> PROBLEM DESCRIPTION
Work out the number of lines containing "Publishing". Answer with nothing but that number.

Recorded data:
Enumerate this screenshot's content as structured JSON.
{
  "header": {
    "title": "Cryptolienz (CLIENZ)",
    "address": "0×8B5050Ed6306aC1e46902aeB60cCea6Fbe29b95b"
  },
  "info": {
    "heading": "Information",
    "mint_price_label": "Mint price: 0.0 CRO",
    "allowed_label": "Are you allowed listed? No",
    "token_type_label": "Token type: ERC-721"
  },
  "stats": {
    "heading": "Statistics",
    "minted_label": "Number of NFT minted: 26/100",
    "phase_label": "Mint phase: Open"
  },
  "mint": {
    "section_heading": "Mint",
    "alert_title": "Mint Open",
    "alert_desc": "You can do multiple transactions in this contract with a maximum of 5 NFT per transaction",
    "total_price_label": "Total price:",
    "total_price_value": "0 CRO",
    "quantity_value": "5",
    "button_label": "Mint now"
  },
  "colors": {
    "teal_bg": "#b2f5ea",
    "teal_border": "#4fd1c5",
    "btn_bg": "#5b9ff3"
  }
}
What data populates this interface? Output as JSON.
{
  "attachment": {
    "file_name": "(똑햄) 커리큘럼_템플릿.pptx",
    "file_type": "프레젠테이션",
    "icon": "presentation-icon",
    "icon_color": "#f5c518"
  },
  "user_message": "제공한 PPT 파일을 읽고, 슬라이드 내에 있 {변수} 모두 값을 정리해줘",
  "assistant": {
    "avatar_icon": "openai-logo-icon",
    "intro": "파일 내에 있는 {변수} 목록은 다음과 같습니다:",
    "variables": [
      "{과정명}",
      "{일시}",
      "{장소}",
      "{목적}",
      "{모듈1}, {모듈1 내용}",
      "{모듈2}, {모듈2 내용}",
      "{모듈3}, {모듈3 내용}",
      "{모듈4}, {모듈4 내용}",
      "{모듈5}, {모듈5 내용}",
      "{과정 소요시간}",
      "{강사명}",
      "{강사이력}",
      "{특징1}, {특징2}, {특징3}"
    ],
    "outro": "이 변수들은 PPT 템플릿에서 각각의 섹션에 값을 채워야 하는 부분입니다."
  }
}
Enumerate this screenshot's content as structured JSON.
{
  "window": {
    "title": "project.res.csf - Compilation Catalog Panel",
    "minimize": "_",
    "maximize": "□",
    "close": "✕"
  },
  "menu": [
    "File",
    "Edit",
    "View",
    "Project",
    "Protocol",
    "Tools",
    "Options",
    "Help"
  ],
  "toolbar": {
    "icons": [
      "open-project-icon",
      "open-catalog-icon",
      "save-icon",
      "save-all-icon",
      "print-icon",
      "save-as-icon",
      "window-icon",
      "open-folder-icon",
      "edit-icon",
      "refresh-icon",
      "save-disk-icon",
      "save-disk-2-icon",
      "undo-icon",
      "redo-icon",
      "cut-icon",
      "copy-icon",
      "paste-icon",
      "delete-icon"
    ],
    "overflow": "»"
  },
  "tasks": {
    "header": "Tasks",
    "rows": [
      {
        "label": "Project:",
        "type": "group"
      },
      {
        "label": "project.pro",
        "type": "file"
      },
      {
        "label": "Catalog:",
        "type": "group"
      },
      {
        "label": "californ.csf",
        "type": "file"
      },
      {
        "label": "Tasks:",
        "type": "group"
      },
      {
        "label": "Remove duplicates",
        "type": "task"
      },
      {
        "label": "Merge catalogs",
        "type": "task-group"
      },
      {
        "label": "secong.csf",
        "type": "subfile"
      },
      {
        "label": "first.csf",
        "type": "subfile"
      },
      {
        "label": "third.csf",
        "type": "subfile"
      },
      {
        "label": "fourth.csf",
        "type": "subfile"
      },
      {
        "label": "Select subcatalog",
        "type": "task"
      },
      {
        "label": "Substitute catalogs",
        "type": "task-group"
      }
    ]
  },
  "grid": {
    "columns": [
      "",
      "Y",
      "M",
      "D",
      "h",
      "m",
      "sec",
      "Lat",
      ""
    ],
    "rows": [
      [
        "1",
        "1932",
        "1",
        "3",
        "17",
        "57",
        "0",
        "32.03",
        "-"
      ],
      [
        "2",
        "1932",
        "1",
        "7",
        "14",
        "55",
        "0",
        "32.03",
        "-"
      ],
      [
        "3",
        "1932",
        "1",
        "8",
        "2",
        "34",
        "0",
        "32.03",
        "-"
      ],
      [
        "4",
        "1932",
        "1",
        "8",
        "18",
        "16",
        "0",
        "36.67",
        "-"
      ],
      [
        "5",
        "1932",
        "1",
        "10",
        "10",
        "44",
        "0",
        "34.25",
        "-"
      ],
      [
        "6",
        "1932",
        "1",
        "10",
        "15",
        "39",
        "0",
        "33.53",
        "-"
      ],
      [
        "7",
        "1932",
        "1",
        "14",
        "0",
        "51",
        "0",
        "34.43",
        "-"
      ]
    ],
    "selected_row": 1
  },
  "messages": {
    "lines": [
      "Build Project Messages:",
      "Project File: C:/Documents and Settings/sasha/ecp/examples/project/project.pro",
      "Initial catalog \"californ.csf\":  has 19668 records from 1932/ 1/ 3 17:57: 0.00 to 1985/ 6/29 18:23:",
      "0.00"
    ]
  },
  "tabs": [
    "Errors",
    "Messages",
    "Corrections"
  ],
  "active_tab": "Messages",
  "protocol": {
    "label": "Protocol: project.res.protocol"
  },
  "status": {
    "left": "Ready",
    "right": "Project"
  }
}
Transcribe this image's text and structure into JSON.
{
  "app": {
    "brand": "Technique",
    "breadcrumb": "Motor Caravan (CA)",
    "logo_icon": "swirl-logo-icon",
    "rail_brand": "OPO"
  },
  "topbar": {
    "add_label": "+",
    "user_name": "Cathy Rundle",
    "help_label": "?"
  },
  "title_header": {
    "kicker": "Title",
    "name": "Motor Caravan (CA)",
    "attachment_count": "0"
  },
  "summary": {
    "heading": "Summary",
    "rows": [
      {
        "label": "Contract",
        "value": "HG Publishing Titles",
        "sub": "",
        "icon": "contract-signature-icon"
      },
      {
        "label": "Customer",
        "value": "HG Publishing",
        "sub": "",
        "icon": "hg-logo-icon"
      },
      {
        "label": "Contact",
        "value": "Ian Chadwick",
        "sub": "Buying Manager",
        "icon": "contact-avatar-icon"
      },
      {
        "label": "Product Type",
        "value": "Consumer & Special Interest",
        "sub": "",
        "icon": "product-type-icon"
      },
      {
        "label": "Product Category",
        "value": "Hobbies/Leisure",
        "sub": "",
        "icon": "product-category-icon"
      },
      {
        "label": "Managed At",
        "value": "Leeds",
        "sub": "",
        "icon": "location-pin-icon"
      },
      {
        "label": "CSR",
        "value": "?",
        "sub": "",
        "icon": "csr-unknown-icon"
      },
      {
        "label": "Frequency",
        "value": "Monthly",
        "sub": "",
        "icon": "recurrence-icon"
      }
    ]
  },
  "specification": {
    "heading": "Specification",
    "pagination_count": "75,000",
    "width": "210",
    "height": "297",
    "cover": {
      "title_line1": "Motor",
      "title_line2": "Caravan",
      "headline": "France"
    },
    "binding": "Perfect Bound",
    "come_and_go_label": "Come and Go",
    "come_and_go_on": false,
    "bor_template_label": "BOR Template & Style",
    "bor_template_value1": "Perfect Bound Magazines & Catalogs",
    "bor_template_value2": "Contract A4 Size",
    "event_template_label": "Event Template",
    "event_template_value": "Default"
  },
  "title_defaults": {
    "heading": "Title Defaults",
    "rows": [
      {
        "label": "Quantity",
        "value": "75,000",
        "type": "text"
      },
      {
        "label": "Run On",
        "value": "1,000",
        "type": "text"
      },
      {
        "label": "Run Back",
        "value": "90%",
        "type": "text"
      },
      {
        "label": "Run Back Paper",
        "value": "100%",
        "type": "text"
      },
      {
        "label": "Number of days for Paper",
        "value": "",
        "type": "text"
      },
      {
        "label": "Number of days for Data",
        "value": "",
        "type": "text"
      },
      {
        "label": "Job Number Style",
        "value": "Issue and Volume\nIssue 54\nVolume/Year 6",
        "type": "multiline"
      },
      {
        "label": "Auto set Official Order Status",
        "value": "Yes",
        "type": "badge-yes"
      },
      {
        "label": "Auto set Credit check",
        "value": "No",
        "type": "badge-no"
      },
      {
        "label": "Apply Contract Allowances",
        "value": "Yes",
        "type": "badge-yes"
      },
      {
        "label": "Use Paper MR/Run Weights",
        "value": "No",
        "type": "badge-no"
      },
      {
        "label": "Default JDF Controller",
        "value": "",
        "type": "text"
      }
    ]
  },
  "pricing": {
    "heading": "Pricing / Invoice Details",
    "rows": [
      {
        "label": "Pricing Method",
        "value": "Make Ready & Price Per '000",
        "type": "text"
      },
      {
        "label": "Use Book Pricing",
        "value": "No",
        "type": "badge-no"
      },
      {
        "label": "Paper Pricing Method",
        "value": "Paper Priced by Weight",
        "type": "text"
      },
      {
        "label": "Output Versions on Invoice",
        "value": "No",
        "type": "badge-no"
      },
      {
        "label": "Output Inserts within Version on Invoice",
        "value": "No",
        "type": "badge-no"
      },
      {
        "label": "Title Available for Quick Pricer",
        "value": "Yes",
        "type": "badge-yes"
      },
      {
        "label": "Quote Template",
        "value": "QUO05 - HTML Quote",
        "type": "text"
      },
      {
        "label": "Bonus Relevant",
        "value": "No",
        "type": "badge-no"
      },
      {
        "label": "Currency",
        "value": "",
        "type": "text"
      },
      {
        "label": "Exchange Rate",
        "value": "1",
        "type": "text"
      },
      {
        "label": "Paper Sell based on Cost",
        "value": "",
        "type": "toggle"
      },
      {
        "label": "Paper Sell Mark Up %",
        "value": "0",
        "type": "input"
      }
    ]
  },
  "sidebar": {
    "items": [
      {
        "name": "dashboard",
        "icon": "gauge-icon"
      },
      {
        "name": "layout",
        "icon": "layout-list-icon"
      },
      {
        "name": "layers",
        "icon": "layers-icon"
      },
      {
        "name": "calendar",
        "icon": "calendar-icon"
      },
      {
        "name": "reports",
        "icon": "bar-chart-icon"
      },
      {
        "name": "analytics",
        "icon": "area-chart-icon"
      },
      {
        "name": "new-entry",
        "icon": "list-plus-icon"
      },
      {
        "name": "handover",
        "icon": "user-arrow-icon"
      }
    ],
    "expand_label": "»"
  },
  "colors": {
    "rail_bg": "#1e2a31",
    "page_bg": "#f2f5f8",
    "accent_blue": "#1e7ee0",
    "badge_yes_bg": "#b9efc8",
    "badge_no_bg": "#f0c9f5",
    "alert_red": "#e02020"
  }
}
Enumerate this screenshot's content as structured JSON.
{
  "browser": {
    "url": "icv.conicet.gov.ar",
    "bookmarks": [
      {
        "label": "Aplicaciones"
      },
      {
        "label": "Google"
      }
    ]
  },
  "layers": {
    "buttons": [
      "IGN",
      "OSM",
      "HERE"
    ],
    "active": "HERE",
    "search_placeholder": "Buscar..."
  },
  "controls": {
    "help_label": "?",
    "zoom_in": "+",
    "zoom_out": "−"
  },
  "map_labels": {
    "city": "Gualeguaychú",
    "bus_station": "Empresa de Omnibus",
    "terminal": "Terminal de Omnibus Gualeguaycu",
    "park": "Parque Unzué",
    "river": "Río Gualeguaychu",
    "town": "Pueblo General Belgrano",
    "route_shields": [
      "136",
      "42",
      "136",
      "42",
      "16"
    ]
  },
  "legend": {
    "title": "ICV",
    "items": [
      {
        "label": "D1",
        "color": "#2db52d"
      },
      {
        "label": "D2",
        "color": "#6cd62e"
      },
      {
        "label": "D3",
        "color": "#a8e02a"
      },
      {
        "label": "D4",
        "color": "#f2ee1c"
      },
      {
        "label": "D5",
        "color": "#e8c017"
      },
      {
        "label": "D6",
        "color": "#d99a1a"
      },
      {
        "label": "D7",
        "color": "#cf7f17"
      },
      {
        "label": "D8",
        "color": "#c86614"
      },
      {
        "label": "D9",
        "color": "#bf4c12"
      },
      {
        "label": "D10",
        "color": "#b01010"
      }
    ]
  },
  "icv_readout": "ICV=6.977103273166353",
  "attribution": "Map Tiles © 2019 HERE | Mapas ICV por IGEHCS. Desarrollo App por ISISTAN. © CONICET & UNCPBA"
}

> FINAL RESULT
2